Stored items
★ ★ ★ ★ ★

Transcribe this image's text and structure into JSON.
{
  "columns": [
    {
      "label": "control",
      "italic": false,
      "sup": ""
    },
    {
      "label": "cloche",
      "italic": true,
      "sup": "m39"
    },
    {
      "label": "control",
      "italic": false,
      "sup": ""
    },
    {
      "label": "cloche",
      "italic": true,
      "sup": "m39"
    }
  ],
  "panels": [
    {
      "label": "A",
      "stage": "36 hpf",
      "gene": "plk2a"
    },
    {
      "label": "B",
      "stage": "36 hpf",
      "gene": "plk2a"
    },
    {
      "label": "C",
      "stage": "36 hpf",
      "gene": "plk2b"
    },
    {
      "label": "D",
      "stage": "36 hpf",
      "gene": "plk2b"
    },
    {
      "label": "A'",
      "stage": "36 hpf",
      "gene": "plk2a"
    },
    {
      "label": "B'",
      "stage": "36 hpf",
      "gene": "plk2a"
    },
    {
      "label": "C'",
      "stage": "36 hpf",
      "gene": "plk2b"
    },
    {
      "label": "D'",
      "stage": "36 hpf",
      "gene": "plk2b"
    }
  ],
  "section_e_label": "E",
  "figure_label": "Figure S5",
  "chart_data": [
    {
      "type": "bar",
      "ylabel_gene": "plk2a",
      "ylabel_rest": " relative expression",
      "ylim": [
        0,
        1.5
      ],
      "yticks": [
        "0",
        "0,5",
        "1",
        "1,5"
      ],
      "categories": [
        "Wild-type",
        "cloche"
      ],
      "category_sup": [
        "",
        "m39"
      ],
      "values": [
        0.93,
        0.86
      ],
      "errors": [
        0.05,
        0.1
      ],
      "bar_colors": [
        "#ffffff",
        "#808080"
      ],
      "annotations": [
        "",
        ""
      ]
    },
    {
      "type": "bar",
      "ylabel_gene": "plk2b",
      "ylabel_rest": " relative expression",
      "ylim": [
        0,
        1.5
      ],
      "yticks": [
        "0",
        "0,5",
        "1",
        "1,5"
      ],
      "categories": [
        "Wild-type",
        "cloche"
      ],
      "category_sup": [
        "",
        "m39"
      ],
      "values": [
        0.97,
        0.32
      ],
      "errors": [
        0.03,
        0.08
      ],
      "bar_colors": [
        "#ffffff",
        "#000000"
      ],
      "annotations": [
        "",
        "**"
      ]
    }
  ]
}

★ ★ ★ ★ ★

_Instructions for the task_: Copy out all of the lines above exactly.

_Correct result_:
Transcribe this image's text and structure into JSON.
{
  "columns": [
    {
      "label": "control",
      "italic": false,
      "sup": ""
    },
    {
      "label": "cloche",
      "italic": true,
      "sup": "m39"
    },
    {
      "label": "control",
      "italic": false,
      "sup": ""
    },
    {
      "label": "cloche",
      "italic": true,
      "sup": "m39"
    }
  ],
  "panels": [
    {
      "label": "A",
      "stage": "36 hpf",
      "gene": "plk2a"
    },
    {
      "label": "B",
      "stage": "36 hpf",
      "gene": "plk2a"
    },
    {
      "label": "C",
      "stage": "36 hpf",
      "gene": "plk2b"
    },
    {
      "label": "D",
      "stage": "36 hpf",
      "gene": "plk2b"
    },
    {
      "label": "A'",
      "stage": "36 hpf",
      "gene": "plk2a"
    },
    {
      "label": "B'",
      "stage": "36 hpf",
      "gene": "plk2a"
    },
    {
      "label": "C'",
      "stage": "36 hpf",
      "gene": "plk2b"
    },
    {
      "label": "D'",
      "stage": "36 hpf",
      "gene": "plk2b"
    }
  ],
  "section_e_label": "E",
  "figure_label": "Figure S5",
  "chart_data": [
    {
      "type": "bar",
      "ylabel_gene": "plk2a",
      "ylabel_rest": " relative expression",
      "ylim": [
        0,
        1.5
      ],
      "yticks": [
        "0",
        "0,5",
        "1",
        "1,5"
      ],
      "categories": [
        "Wild-type",
        "cloche"
      ],
      "category_sup": [
        "",
        "m39"
      ],
      "values": [
        0.93,
        0.86
      ],
      "errors": [
        0.05,
        0.1
      ],
      "bar_colors": [
        "#ffffff",
        "#808080"
      ],
      "annotations": [
        "",
        ""
      ]
    },
    {
      "type": "bar",
      "ylabel_gene": "plk2b",
      "ylabel_rest": " relative expression",
      "ylim": [
        0,
        1.5
      ],
      "yticks": [
        "0",
        "0,5",
        "1",
        "1,5"
      ],
      "categories": [
        "Wild-type",
        "cloche"
      ],
      "category_sup": [
        "",
        "m39"
      ],
      "values": [
        0.97,
        0.32
      ],
      "errors": [
        0.03,
        0.08
      ],
      "bar_colors": [
        "#ffffff",
        "#000000"
      ],
      "annotations": [
        "",
        "**"
      ]
    }
  ]
}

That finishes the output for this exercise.